Print all the records exactly, please.

(Data excerpts)

┄┄┄┄┄┄

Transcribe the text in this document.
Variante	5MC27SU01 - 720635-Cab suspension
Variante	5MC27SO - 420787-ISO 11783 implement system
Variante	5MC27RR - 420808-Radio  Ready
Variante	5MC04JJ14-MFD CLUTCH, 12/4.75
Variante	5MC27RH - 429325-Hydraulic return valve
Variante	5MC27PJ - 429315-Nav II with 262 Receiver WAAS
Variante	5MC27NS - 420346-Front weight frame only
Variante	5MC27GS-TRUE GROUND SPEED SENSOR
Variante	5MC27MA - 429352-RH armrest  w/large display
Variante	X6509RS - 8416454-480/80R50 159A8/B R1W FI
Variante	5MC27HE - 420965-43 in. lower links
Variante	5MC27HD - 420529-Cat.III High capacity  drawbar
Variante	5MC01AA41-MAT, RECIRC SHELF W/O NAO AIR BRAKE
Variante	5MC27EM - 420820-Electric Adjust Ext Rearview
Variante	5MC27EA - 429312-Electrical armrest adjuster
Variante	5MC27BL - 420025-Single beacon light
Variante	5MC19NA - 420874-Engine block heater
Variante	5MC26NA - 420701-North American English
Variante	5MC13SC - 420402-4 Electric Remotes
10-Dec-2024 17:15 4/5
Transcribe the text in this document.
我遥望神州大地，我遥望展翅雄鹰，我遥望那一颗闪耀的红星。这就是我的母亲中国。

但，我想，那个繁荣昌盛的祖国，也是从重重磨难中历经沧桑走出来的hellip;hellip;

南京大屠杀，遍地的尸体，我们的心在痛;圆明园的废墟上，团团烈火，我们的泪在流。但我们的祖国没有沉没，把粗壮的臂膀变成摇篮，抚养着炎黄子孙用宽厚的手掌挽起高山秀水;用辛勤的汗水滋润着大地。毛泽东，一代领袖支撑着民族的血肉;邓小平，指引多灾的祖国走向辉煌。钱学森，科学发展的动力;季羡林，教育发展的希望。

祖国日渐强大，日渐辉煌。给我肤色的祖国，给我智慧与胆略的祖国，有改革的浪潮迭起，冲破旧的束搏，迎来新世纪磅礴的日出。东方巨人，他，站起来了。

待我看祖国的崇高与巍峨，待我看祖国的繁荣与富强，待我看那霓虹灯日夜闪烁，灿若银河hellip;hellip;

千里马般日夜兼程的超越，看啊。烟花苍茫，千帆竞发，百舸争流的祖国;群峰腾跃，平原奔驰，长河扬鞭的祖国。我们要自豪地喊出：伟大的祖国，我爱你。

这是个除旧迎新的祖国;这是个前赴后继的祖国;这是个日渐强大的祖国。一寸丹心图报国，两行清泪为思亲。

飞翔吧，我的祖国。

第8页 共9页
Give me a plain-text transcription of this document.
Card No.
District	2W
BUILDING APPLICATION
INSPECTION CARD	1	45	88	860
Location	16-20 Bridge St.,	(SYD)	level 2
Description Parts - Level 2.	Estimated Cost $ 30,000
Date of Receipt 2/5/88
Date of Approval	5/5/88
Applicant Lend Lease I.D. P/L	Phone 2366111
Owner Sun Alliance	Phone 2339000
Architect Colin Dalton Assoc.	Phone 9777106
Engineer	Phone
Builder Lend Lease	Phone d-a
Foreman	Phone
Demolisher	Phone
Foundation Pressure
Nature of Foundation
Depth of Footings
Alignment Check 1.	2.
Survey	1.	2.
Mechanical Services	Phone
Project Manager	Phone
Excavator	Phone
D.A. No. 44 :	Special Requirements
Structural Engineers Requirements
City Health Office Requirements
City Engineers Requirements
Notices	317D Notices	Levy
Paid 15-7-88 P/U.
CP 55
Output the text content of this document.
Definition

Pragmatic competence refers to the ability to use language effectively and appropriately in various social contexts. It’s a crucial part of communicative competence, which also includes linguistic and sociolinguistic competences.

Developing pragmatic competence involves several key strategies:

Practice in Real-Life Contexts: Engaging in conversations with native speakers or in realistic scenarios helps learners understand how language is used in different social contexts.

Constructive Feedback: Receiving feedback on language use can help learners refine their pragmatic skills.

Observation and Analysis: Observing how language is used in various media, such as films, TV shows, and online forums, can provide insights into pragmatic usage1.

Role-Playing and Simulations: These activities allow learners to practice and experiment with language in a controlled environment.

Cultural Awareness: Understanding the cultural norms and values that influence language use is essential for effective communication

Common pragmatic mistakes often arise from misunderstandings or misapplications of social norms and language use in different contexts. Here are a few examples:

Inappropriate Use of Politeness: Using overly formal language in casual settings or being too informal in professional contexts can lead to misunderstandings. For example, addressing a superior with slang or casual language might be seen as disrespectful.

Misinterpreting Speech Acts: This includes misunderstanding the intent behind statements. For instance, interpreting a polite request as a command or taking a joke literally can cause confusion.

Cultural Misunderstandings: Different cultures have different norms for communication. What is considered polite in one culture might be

┄┄┄┄┄┄

Output for this exercise:
Transcribe the text in this document.
Variante	5MC27SU01 - 720635-Cab suspension
Variante	5MC27SO - 420787-ISO 11783 implement system
Variante	5MC27RR - 420808-Radio  Ready
Variante	5MC04JJ14-MFD CLUTCH, 12/4.75
Variante	5MC27RH - 429325-Hydraulic return valve
Variante	5MC27PJ - 429315-Nav II with 262 Receiver WAAS
Variante	5MC27NS - 420346-Front weight frame only
Variante	5MC27GS-TRUE GROUND SPEED SENSOR
Variante	5MC27MA - 429352-RH armrest  w/large display
Variante	X6509RS - 8416454-480/80R50 159A8/B R1W FI
Variante	5MC27HE - 420965-43 in. lower links
Variante	5MC27HD - 420529-Cat.III High capacity  drawbar
Variante	5MC01AA41-MAT, RECIRC SHELF W/O NAO AIR BRAKE
Variante	5MC27EM - 420820-Electric Adjust Ext Rearview
Variante	5MC27EA - 429312-Electrical armrest adjuster
Variante	5MC27BL - 420025-Single beacon light
Variante	5MC19NA - 420874-Engine block heater
Variante	5MC26NA - 420701-North American English
Variante	5MC13SC - 420402-4 Electric Remotes
10-Dec-2024 17:15 4/5
Transcribe the text in this document.
我遥望神州大地，我遥望展翅雄鹰，我遥望那一颗闪耀的红星。这就是我的母亲中国。

但，我想，那个繁荣昌盛的祖国，也是从重重磨难中历经沧桑走出来的hellip;hellip;

南京大屠杀，遍地的尸体，我们的心在痛;圆明园的废墟上，团团烈火，我们的泪在流。但我们的祖国没有沉没，把粗壮的臂膀变成摇篮，抚养着炎黄子孙用宽厚的手掌挽起高山秀水;用辛勤的汗水滋润着大地。毛泽东，一代领袖支撑着民族的血肉;邓小平，指引多灾的祖国走向辉煌。钱学森，科学发展的动力;季羡林，教育发展的希望。

祖国日渐强大，日渐辉煌。给我肤色的祖国，给我智慧与胆略的祖国，有改革的浪潮迭起，冲破旧的束搏，迎来新世纪磅礴的日出。东方巨人，他，站起来了。

待我看祖国的崇高与巍峨，待我看祖国的繁荣与富强，待我看那霓虹灯日夜闪烁，灿若银河hellip;hellip;

千里马般日夜兼程的超越，看啊。烟花苍茫，千帆竞发，百舸争流的祖国;群峰腾跃，平原奔驰，长河扬鞭的祖国。我们要自豪地喊出：伟大的祖国，我爱你。

这是个除旧迎新的祖国;这是个前赴后继的祖国;这是个日渐强大的祖国。一寸丹心图报国，两行清泪为思亲。

飞翔吧，我的祖国。

第8页 共9页
Give me a plain-text transcription of this document.
Card No.
District	2W
BUILDING APPLICATION
INSPECTION CARD	1	45	88	860
Location	16-20 Bridge St.,	(SYD)	level 2
Description Parts - Level 2.	Estimated Cost $ 30,000
Date of Receipt 2/5/88
Date of Approval	5/5/88
Applicant Lend Lease I.D. P/L	Phone 2366111
Owner Sun Alliance	Phone 2339000
Architect Colin Dalton Assoc.	Phone 9777106
Engineer	Phone
Builder Lend Lease	Phone d-a
Foreman	Phone
Demolisher	Phone
Foundation Pressure
Nature of Foundation
Depth of Footings
Alignment Check 1.	2.
Survey	1.	2.
Mechanical Services	Phone
Project Manager	Phone
Excavator	Phone
D.A. No. 44 :	Special Requirements
Structural Engineers Requirements
City Health Office Requirements
City Engineers Requirements
Notices	317D Notices	Levy
Paid 15-7-88 P/U.
CP 55
Output the text content of this document.
Definition

Pragmatic competence refers to the ability to use language effectively and appropriately in various social contexts. It’s a crucial part of communicative competence, which also includes linguistic and sociolinguistic competences.

Developing pragmatic competence involves several key strategies:

Practice in Real-Life Contexts: Engaging in conversations with native speakers or in realistic scenarios helps learners understand how language is used in different social contexts.

Constructive Feedback: Receiving feedback on language use can help learners refine their pragmatic skills.

Observation and Analysis: Observing how language is used in various media, such as films, TV shows, and online forums, can provide insights into pragmatic usage1.

Role-Playing and Simulations: These activities allow learners to practice and experiment with language in a controlled environment.

Cultural Awareness: Understanding the cultural norms and values that influence language use is essential for effective communication

Common pragmatic mistakes often arise from misunderstandings or misapplications of social norms and language use in different contexts. Here are a few examples:

Inappropriate Use of Politeness: Using overly formal language in casual settings or being too informal in professional contexts can lead to misunderstandings. For example, addressing a superior with slang or casual language might be seen as disrespectful.

Misinterpreting Speech Acts: This includes misunderstanding the intent behind statements. For instance, interpreting a polite request as a command or taking a joke literally can cause confusion.

Cultural Misunderstandings: Different cultures have different norms for communication. What is considered polite in one culture might be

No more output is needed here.